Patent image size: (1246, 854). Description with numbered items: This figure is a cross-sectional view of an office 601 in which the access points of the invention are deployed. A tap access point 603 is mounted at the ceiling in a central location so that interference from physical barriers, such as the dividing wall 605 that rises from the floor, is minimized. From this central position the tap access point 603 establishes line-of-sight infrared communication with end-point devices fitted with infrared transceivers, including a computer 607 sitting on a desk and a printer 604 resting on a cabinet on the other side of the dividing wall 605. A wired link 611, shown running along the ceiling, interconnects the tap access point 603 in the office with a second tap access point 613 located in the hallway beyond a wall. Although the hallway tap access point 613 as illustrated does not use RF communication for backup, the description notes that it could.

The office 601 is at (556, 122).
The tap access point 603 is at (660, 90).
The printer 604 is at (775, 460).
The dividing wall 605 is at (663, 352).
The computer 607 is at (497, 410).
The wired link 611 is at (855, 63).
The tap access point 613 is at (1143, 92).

┄┄┄┄┄┄┄┄┄┄┄┄┄┄┄┄┄┄┄┄

Reproduce the listing above word for word, keeping every line as it appears.

Patent image size: (1246, 854). Description with numbered items: This figure is a cross-sectional view of an office 601 in which the access points of the invention are deployed. A tap access point 603 is mounted at the ceiling in a central location so that interference from physical barriers, such as the dividing wall 605 that rises from the floor, is minimized. From this central position the tap access point 603 establishes line-of-sight infrared communication with end-point devices fitted with infrared transceivers, including a computer 607 sitting on a desk and a printer 604 resting on a cabinet on the other side of the dividing wall 605. A wired link 611, shown running along the ceiling, interconnects the tap access point 603 in the office with a second tap access point 613 located in the hallway beyond a wall. Although the hallway tap access point 613 as illustrated does not use RF communication for backup, the description notes that it could.

The office 601 is at (556, 122).
The tap access point 603 is at (660, 90).
The printer 604 is at (775, 460).
The dividing wall 605 is at (663, 352).
The computer 607 is at (497, 410).
The wired link 611 is at (855, 63).
The tap access point 613 is at (1143, 92).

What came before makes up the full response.